- _WHAT TO DO_: Would you output the whole listing below, exactly as it reads?

#####

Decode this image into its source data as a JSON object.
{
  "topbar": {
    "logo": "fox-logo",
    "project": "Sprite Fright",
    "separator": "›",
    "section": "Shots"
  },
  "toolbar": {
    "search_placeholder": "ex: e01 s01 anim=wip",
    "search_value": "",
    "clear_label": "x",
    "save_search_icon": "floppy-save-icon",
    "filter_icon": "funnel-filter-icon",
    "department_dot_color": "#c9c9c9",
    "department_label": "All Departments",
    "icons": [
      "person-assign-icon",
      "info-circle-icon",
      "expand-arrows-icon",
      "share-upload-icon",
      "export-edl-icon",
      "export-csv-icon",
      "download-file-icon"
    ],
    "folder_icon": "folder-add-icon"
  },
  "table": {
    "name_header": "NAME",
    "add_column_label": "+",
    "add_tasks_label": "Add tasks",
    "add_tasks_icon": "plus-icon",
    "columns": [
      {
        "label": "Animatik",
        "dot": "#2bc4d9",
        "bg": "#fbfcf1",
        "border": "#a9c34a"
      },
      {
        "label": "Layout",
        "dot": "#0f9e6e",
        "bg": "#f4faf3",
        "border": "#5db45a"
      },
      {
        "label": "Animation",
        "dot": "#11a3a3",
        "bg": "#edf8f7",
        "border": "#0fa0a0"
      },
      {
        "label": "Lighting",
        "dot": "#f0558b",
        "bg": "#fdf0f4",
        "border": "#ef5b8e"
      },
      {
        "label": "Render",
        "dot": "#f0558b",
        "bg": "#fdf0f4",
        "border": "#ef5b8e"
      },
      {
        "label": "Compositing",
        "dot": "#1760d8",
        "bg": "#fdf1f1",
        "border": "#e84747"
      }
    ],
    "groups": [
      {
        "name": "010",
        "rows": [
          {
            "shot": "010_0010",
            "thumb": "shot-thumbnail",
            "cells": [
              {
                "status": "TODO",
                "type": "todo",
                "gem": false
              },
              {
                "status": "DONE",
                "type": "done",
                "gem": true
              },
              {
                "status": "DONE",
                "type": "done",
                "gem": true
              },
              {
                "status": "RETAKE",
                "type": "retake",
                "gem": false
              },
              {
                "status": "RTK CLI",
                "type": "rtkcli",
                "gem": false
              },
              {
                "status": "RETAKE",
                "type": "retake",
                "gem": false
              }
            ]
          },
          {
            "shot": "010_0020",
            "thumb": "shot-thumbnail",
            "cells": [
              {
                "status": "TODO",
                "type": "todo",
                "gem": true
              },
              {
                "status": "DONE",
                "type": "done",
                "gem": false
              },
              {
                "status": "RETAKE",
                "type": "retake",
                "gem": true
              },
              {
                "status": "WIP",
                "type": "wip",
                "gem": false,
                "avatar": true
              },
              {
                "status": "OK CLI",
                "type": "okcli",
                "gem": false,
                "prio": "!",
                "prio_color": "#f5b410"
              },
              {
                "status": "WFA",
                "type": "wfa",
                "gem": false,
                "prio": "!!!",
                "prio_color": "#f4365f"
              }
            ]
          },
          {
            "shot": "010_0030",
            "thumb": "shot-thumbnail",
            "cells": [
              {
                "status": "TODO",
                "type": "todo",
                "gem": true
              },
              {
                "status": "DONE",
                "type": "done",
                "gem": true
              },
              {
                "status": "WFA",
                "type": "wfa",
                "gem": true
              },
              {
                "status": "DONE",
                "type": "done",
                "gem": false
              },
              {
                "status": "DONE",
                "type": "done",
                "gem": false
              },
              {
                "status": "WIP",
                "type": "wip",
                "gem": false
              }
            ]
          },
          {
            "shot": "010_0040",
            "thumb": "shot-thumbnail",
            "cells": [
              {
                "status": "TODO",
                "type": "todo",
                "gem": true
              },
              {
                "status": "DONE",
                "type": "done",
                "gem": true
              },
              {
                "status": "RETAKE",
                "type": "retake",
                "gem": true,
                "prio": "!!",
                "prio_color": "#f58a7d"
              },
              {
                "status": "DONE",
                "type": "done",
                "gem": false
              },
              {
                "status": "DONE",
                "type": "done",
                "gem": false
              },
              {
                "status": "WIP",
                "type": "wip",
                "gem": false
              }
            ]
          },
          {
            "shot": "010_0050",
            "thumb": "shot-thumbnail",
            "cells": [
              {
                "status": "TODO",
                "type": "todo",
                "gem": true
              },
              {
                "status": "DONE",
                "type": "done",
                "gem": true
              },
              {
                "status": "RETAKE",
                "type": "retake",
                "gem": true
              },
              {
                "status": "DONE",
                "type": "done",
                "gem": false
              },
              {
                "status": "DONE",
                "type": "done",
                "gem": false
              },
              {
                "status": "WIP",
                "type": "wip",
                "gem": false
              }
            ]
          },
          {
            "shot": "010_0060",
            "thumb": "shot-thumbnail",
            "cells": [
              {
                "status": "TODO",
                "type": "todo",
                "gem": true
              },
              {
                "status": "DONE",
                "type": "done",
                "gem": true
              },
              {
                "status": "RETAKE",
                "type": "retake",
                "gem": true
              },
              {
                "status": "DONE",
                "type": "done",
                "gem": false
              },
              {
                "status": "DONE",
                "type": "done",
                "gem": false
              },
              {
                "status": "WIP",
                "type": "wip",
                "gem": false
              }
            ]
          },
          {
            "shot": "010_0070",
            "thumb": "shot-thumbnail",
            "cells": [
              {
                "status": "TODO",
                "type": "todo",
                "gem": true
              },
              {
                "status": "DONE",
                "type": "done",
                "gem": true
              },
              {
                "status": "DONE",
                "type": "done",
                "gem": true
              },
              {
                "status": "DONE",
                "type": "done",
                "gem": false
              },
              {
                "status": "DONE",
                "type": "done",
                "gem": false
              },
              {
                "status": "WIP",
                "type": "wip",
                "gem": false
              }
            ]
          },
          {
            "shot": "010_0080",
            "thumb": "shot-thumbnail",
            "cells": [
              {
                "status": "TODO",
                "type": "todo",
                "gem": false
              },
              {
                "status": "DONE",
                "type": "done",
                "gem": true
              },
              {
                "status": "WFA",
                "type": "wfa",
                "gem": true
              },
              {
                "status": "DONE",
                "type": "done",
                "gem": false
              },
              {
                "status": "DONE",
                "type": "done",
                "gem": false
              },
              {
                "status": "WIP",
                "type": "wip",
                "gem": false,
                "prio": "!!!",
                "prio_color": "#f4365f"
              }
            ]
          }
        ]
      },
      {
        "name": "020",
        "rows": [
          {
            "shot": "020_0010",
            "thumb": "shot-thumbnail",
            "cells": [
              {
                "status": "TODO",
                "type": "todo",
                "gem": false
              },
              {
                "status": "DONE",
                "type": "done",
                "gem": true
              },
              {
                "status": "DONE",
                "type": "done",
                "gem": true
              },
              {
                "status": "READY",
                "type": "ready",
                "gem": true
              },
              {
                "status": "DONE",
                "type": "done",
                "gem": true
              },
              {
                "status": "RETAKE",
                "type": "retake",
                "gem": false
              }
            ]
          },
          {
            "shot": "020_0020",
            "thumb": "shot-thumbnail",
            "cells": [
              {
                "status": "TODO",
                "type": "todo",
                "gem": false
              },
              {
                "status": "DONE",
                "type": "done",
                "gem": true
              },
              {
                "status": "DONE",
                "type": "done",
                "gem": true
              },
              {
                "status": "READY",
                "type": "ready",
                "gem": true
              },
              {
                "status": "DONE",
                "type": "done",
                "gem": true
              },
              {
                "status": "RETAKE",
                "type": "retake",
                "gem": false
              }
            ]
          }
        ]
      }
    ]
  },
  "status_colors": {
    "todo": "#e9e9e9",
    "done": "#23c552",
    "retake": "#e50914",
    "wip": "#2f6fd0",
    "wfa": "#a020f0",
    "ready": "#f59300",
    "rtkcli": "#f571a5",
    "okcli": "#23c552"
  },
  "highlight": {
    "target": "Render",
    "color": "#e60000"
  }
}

#####

- _WRITTEN RESPONSE_:
Decode this image into its source data as a JSON object.
{
  "topbar": {
    "logo": "fox-logo",
    "project": "Sprite Fright",
    "separator": "›",
    "section": "Shots"
  },
  "toolbar": {
    "search_placeholder": "ex: e01 s01 anim=wip",
    "search_value": "",
    "clear_label": "x",
    "save_search_icon": "floppy-save-icon",
    "filter_icon": "funnel-filter-icon",
    "department_dot_color": "#c9c9c9",
    "department_label": "All Departments",
    "icons": [
      "person-assign-icon",
      "info-circle-icon",
      "expand-arrows-icon",
      "share-upload-icon",
      "export-edl-icon",
      "export-csv-icon",
      "download-file-icon"
    ],
    "folder_icon": "folder-add-icon"
  },
  "table": {
    "name_header": "NAME",
    "add_column_label": "+",
    "add_tasks_label": "Add tasks",
    "add_tasks_icon": "plus-icon",
    "columns": [
      {
        "label": "Animatik",
        "dot": "#2bc4d9",
        "bg": "#fbfcf1",
        "border": "#a9c34a"
      },
      {
        "label": "Layout",
        "dot": "#0f9e6e",
        "bg": "#f4faf3",
        "border": "#5db45a"
      },
      {
        "label": "Animation",
        "dot": "#11a3a3",
        "bg": "#edf8f7",
        "border": "#0fa0a0"
      },
      {
        "label": "Lighting",
        "dot": "#f0558b",
        "bg": "#fdf0f4",
        "border": "#ef5b8e"
      },
      {
        "label": "Render",
        "dot": "#f0558b",
        "bg": "#fdf0f4",
        "border": "#ef5b8e"
      },
      {
        "label": "Compositing",
        "dot": "#1760d8",
        "bg": "#fdf1f1",
        "border": "#e84747"
      }
    ],
    "groups": [
      {
        "name": "010",
        "rows": [
          {
            "shot": "010_0010",
            "thumb": "shot-thumbnail",
            "cells": [
              {
                "status": "TODO",
                "type": "todo",
                "gem": false
              },
              {
                "status": "DONE",
                "type": "done",
                "gem": true
              },
              {
                "status": "DONE",
                "type": "done",
                "gem": true
              },
              {
                "status": "RETAKE",
                "type": "retake",
                "gem": false
              },
              {
                "status": "RTK CLI",
                "type": "rtkcli",
                "gem": false
              },
              {
                "status": "RETAKE",
                "type": "retake",
                "gem": false
              }
            ]
          },
          {
            "shot": "010_0020",
            "thumb": "shot-thumbnail",
            "cells": [
              {
                "status": "TODO",
                "type": "todo",
                "gem": true
              },
              {
                "status": "DONE",
                "type": "done",
                "gem": false
              },
              {
                "status": "RETAKE",
                "type": "retake",
                "gem": true
              },
              {
                "status": "WIP",
                "type": "wip",
                "gem": false,
                "avatar": true
              },
              {
                "status": "OK CLI",
                "type": "okcli",
                "gem": false,
                "prio": "!",
                "prio_color": "#f5b410"
              },
              {
                "status": "WFA",
                "type": "wfa",
                "gem": false,
                "prio": "!!!",
                "prio_color": "#f4365f"
              }
            ]
          },
          {
            "shot": "010_0030",
            "thumb": "shot-thumbnail",
            "cells": [
              {
                "status": "TODO",
                "type": "todo",
                "gem": true
              },
              {
                "status": "DONE",
                "type": "done",
                "gem": true
              },
              {
                "status": "WFA",
                "type": "wfa",
                "gem": true
              },
              {
                "status": "DONE",
                "type": "done",
                "gem": false
              },
              {
                "status": "DONE",
                "type": "done",
                "gem": false
              },
              {
                "status": "WIP",
                "type": "wip",
                "gem": false
              }
            ]
          },
          {
            "shot": "010_0040",
            "thumb": "shot-thumbnail",
            "cells": [
              {
                "status": "TODO",
                "type": "todo",
                "gem": true
              },
              {
                "status": "DONE",
                "type": "done",
                "gem": true
              },
              {
                "status": "RETAKE",
                "type": "retake",
                "gem": true,
                "prio": "!!",
                "prio_color": "#f58a7d"
              },
              {
                "status": "DONE",
                "type": "done",
                "gem": false
              },
              {
                "status": "DONE",
                "type": "done",
                "gem": false
              },
              {
                "status": "WIP",
                "type": "wip",
                "gem": false
              }
            ]
          },
          {
            "shot": "010_0050",
            "thumb": "shot-thumbnail",
            "cells": [
              {
                "status": "TODO",
                "type": "todo",
                "gem": true
              },
              {
                "status": "DONE",
                "type": "done",
                "gem": true
              },
              {
                "status": "RETAKE",
                "type": "retake",
                "gem": true
              },
              {
                "status": "DONE",
                "type": "done",
                "gem": false
              },
              {
                "status": "DONE",
                "type": "done",
                "gem": false
              },
              {
                "status": "WIP",
                "type": "wip",
                "gem": false
              }
            ]
          },
          {
            "shot": "010_0060",
            "thumb": "shot-thumbnail",
            "cells": [
              {
                "status": "TODO",
                "type": "todo",
                "gem": true
              },
              {
                "status": "DONE",
                "type": "done",
                "gem": true
              },
              {
                "status": "RETAKE",
                "type": "retake",
                "gem": true
              },
              {
                "status": "DONE",
                "type": "done",
                "gem": false
              },
              {
                "status": "DONE",
                "type": "done",
                "gem": false
              },
              {
                "status": "WIP",
                "type": "wip",
                "gem": false
              }
            ]
          },
          {
            "shot": "010_0070",
            "thumb": "shot-thumbnail",
            "cells": [
              {
                "status": "TODO",
                "type": "todo",
                "gem": true
              },
              {
                "status": "DONE",
                "type": "done",
                "gem": true
              },
              {
                "status": "DONE",
                "type": "done",
                "gem": true
              },
              {
                "status": "DONE",
                "type": "done",
                "gem": false
              },
              {
                "status": "DONE",
                "type": "done",
                "gem": false
              },
              {
                "status": "WIP",
                "type": "wip",
                "gem": false
              }
            ]
          },
          {
            "shot": "010_0080",
            "thumb": "shot-thumbnail",
            "cells": [
              {
                "status": "TODO",
                "type": "todo",
                "gem": false
              },
              {
                "status": "DONE",
                "type": "done",
                "gem": true
              },
              {
                "status": "WFA",
                "type": "wfa",
                "gem": true
              },
              {
                "status": "DONE",
                "type": "done",
                "gem": false
              },
              {
                "status": "DONE",
                "type": "done",
                "gem": false
              },
              {
                "status": "WIP",
                "type": "wip",
                "gem": false,
                "prio": "!!!",
                "prio_color": "#f4365f"
              }
            ]
          }
        ]
      },
      {
        "name": "020",
        "rows": [
          {
            "shot": "020_0010",
            "thumb": "shot-thumbnail",
            "cells": [
              {
                "status": "TODO",
                "type": "todo",
                "gem": false
              },
              {
                "status": "DONE",
                "type": "done",
                "gem": true
              },
              {
                "status": "DONE",
                "type": "done",
                "gem": true
              },
              {
                "status": "READY",
                "type": "ready",
                "gem": true
              },
              {
                "status": "DONE",
                "type": "done",
                "gem": true
              },
              {
                "status": "RETAKE",
                "type": "retake",
                "gem": false
              }
            ]
          },
          {
            "shot": "020_0020",
            "thumb": "shot-thumbnail",
            "cells": [
              {
                "status": "TODO",
                "type": "todo",
                "gem": false
              },
              {
                "status": "DONE",
                "type": "done",
                "gem": true
              },
              {
                "status": "DONE",
                "type": "done",
                "gem": true
              },
              {
                "status": "READY",
                "type": "ready",
                "gem": true
              },
              {
                "status": "DONE",
                "type": "done",
                "gem": true
              },
              {
                "status": "RETAKE",
                "type": "retake",
                "gem": false
              }
            ]
          }
        ]
      }
    ]
  },
  "status_colors": {
    "todo": "#e9e9e9",
    "done": "#23c552",
    "retake": "#e50914",
    "wip": "#2f6fd0",
    "wfa": "#a020f0",
    "ready": "#f59300",
    "rtkcli": "#f571a5",
    "okcli": "#23c552"
  },
  "highlight": {
    "target": "Render",
    "color": "#e60000"
  }
}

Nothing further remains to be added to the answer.